DIRECTION> Copy out each line that includes the word "desc".
────────────────────
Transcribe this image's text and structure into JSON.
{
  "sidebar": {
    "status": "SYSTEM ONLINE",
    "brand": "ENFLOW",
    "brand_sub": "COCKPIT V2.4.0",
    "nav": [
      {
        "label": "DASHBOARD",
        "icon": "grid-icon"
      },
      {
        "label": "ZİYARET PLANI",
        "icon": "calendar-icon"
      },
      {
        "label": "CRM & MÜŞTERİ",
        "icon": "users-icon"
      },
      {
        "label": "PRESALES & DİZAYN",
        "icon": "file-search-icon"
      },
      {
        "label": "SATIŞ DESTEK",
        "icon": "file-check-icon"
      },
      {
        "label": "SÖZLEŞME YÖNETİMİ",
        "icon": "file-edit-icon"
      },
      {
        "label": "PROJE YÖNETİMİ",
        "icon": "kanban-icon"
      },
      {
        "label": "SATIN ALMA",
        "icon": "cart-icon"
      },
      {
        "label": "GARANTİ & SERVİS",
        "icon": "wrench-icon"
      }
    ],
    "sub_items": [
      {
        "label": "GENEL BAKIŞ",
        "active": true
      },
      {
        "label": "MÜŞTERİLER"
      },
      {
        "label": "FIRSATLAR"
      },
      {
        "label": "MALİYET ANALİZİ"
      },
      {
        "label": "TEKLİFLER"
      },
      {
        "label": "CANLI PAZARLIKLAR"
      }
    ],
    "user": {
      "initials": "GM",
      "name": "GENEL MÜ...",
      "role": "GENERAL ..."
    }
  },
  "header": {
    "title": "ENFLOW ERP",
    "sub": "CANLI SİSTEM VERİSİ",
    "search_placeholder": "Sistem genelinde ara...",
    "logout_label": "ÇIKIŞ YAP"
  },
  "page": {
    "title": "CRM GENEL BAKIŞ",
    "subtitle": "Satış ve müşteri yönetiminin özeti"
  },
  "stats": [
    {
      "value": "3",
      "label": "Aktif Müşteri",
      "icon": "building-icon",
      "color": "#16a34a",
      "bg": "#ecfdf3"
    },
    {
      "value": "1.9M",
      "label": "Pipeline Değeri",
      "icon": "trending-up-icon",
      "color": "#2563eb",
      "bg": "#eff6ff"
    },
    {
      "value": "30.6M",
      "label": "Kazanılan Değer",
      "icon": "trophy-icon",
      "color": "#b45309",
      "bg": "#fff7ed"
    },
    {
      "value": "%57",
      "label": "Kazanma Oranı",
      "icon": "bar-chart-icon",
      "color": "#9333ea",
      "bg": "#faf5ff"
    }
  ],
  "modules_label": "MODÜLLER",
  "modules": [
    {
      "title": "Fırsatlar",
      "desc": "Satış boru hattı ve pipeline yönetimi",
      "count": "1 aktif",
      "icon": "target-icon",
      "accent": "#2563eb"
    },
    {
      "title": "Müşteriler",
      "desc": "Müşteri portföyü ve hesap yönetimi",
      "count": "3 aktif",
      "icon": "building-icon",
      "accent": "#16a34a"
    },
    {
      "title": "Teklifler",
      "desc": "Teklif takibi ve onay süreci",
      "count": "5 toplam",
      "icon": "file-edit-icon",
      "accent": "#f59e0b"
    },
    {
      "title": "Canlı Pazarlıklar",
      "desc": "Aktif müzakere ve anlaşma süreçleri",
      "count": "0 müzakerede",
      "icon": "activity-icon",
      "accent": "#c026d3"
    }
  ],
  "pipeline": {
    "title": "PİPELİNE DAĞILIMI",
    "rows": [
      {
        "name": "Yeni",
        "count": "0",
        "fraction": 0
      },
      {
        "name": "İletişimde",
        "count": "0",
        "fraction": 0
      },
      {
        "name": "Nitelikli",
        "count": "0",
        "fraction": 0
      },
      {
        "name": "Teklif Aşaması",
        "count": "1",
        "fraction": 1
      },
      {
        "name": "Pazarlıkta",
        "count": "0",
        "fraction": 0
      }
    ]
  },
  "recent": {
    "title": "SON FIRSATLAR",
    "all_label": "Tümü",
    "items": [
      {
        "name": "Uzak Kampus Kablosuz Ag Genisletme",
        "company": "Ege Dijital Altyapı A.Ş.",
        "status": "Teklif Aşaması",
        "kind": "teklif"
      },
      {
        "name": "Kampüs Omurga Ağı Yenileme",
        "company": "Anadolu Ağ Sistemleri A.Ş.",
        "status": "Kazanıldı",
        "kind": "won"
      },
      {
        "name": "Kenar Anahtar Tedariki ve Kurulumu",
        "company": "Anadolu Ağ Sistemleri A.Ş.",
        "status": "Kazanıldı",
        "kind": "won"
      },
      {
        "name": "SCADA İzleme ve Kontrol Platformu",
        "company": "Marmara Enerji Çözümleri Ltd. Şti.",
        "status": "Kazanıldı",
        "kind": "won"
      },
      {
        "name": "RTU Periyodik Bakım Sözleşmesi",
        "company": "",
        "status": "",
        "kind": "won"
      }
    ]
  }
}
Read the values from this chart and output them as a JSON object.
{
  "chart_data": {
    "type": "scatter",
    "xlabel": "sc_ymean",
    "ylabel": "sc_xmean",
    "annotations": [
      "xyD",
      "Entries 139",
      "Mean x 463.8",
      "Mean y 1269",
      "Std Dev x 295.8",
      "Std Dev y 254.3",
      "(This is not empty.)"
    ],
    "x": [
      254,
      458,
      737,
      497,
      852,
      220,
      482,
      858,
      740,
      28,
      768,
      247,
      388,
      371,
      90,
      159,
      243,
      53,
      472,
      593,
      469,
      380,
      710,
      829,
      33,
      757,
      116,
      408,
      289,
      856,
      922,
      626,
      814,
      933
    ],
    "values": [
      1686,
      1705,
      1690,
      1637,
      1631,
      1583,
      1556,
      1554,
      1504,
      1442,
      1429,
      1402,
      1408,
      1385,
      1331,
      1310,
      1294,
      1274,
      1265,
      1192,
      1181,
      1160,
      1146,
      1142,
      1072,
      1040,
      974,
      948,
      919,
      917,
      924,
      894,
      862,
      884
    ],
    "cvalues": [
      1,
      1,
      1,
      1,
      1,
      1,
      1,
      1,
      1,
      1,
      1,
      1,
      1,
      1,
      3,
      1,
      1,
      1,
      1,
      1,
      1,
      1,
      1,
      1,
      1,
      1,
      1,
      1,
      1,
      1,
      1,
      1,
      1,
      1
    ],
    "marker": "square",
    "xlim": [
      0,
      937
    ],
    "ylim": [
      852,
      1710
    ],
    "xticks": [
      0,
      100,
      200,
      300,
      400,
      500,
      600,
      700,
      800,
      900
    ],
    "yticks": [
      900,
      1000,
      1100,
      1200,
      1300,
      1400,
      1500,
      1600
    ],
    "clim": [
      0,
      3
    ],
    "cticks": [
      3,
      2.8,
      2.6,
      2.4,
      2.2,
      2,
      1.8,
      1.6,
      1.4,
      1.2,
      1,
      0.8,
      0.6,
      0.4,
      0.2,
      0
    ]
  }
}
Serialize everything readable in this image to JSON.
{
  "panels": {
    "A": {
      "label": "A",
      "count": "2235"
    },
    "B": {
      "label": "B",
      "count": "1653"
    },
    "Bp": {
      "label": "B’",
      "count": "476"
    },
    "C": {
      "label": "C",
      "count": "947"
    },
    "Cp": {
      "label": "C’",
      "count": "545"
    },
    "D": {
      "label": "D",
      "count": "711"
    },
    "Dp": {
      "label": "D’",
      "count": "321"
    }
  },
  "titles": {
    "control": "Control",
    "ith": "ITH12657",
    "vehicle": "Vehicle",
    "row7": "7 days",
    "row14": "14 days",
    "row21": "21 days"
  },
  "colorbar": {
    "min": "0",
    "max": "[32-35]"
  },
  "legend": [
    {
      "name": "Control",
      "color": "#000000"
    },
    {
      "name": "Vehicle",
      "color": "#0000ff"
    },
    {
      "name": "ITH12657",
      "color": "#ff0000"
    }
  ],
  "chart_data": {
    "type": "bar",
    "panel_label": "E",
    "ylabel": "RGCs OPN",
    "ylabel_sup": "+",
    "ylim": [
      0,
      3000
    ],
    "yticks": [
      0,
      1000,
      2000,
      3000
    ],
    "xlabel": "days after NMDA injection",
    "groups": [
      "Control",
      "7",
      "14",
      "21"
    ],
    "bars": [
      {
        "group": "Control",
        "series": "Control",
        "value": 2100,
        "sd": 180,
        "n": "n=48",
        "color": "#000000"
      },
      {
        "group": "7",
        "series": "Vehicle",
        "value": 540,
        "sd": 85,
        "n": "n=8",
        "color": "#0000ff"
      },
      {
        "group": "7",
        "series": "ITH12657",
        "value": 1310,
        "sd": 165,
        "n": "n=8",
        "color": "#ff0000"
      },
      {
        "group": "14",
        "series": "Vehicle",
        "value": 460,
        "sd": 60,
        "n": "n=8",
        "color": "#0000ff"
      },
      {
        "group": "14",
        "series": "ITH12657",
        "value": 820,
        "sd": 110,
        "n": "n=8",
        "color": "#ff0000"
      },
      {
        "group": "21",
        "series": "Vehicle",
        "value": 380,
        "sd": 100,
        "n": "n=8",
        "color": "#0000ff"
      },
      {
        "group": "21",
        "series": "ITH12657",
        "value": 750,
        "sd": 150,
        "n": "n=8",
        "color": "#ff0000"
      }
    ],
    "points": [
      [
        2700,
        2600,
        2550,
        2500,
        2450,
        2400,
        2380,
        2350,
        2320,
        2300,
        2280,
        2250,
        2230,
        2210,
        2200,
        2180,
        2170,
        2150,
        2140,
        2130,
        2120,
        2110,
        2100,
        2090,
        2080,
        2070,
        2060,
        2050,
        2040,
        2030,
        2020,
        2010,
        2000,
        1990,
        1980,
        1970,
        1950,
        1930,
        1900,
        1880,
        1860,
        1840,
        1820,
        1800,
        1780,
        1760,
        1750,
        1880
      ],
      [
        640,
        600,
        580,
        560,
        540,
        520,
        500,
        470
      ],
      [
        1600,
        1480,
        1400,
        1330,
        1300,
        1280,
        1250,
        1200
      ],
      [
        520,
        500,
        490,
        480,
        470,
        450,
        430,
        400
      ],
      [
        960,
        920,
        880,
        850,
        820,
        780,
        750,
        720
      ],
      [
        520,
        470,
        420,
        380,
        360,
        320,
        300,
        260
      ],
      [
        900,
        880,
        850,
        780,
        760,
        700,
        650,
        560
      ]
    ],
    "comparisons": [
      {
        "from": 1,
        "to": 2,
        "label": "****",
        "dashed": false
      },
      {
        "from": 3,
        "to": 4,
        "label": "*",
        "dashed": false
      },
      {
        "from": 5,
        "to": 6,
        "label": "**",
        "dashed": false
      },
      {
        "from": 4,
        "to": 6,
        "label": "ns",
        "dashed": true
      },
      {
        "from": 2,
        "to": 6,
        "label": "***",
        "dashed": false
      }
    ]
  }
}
────────────────────
RESULT OF THE TASK>
      "desc": "Satış boru hattı ve pipeline yönetimi",
      "desc": "Müşteri portföyü ve hesap yönetimi",
      "desc": "Teklif takibi ve onay süreci",
      "desc": "Aktif müzakere ve anlaşma süreçleri",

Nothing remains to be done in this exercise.